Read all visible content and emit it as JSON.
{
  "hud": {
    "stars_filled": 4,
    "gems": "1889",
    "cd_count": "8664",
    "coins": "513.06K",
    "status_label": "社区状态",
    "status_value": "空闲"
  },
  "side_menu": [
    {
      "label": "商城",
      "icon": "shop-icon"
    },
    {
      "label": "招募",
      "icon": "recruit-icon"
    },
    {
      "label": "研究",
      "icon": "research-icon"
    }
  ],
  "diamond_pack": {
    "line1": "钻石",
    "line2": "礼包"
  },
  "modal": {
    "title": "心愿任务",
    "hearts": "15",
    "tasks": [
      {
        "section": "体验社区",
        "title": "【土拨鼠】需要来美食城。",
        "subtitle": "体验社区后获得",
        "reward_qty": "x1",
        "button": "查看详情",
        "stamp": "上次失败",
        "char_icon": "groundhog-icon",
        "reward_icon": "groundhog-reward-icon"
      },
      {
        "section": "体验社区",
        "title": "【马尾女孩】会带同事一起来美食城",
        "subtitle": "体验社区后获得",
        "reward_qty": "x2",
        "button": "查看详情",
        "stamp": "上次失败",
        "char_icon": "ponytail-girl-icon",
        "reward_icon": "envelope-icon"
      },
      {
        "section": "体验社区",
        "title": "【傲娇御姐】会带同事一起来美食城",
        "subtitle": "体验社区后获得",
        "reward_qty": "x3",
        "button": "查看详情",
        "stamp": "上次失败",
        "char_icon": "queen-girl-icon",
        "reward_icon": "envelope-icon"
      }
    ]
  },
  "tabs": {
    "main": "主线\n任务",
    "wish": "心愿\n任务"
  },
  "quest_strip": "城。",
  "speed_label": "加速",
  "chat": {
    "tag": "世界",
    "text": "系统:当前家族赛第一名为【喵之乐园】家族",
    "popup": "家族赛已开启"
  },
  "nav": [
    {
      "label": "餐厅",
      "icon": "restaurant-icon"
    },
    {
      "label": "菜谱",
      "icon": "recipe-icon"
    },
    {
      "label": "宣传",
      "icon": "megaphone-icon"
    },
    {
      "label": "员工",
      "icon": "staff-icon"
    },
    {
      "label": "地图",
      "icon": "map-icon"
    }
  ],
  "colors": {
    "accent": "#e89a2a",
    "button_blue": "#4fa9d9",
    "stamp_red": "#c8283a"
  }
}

---

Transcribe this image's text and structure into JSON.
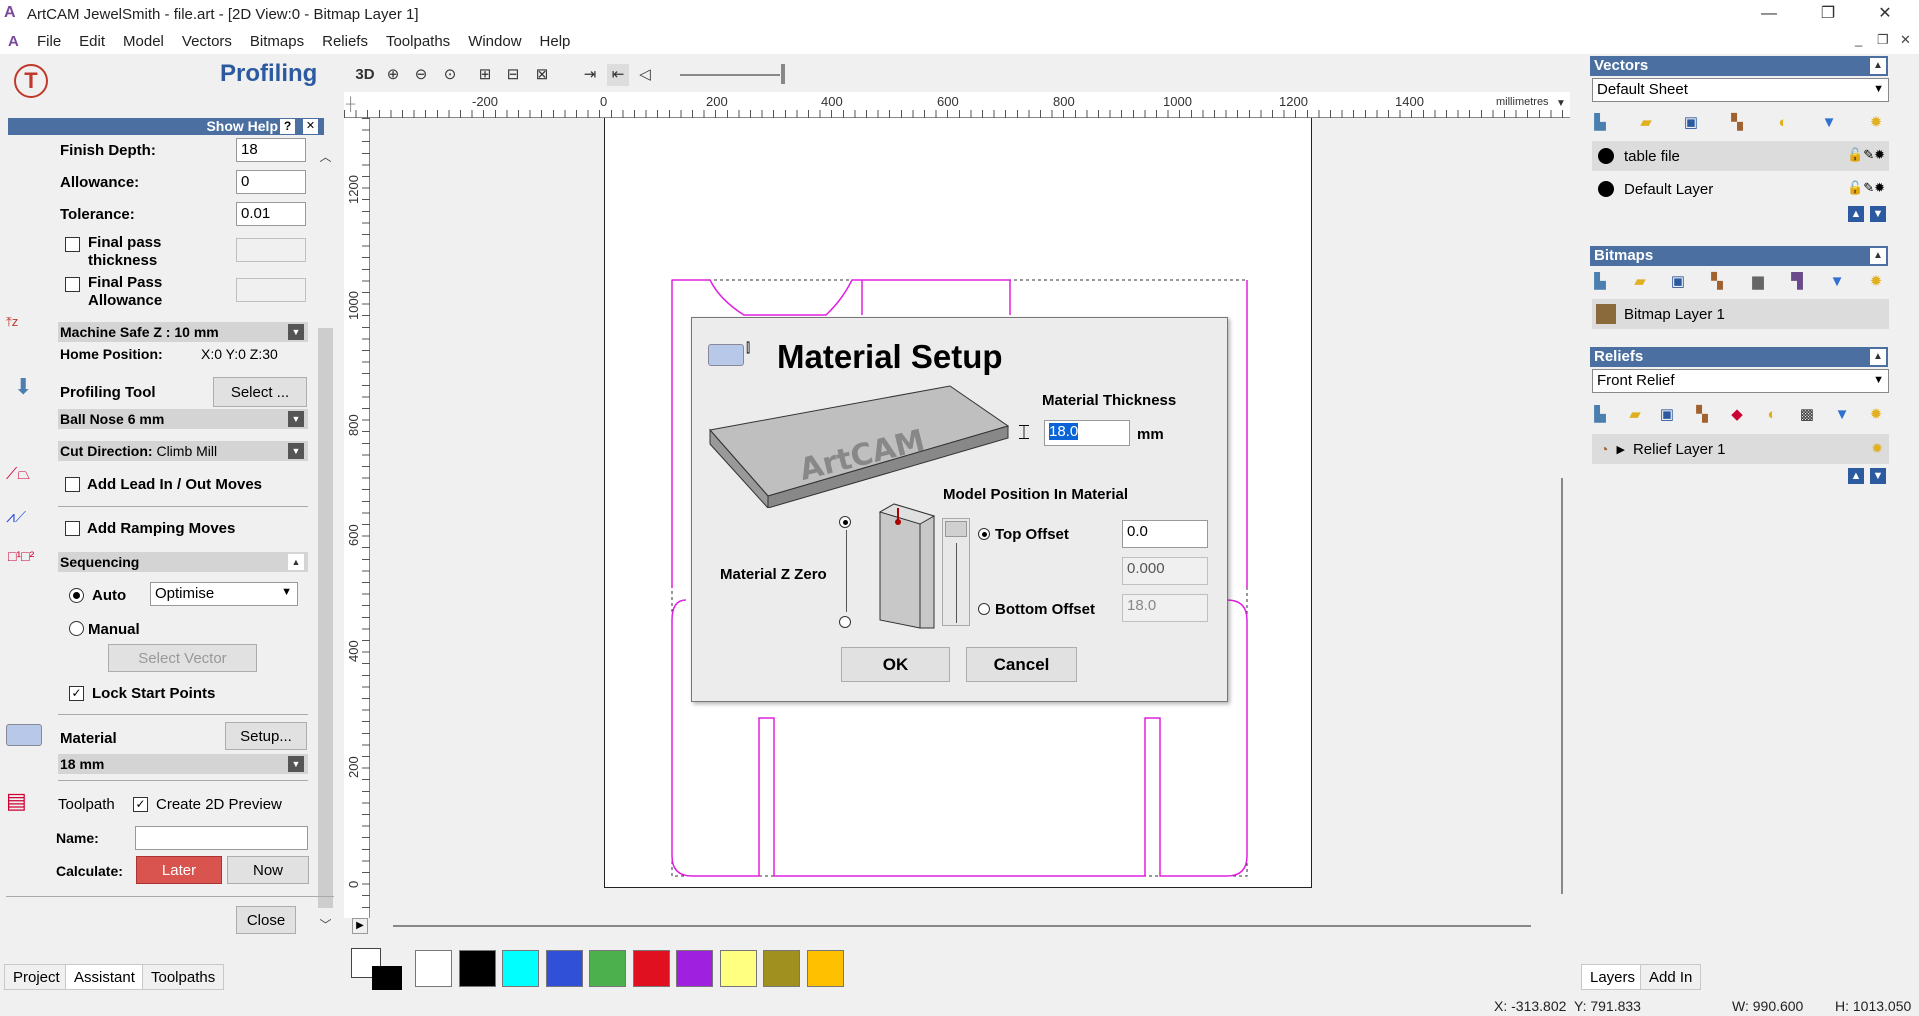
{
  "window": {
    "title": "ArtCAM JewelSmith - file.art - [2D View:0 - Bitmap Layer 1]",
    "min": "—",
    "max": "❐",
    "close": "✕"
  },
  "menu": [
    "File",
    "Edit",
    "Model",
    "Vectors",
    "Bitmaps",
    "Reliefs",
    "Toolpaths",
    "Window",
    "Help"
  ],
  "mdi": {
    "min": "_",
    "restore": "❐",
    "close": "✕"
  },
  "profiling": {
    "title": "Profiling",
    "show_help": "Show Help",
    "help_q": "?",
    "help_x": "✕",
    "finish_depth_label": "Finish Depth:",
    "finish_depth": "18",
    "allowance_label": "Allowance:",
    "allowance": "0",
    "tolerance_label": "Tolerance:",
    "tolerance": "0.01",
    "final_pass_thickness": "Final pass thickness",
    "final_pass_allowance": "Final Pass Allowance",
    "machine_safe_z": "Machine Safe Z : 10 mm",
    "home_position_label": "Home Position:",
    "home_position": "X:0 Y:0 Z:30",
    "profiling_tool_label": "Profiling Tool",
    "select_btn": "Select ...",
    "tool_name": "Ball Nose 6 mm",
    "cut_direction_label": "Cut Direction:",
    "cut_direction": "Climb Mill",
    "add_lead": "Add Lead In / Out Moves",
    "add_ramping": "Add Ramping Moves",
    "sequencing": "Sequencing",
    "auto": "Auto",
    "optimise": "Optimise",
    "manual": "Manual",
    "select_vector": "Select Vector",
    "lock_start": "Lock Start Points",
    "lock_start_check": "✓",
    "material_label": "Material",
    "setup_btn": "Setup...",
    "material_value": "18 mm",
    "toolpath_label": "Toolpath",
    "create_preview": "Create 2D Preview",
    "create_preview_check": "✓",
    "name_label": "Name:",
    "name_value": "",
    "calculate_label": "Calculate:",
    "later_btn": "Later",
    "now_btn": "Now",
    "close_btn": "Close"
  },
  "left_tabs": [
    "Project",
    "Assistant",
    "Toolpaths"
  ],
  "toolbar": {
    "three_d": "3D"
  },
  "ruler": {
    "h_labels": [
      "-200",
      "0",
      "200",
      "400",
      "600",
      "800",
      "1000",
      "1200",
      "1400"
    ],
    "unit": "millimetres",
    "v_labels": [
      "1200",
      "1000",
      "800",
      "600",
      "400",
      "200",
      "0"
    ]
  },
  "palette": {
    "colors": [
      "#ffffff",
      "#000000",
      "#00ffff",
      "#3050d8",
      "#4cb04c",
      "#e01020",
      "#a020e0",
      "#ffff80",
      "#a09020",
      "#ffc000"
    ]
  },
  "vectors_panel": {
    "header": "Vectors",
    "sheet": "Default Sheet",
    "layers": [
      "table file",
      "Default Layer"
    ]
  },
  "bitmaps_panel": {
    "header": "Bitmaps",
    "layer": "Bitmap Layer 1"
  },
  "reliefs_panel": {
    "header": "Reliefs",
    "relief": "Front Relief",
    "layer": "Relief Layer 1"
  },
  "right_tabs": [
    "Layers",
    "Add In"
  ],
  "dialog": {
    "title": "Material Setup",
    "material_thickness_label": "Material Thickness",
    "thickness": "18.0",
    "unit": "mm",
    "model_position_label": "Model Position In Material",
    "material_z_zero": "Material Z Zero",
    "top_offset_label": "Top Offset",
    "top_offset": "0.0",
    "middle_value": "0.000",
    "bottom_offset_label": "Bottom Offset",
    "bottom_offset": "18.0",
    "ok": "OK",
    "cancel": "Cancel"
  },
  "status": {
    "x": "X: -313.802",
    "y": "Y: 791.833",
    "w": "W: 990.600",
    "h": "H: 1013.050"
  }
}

WHAT THIS TASK INVOLVES >>
State the number of lines holding the word "Final" in the listing. Add nothing else.

TASK RESPONSE >>
2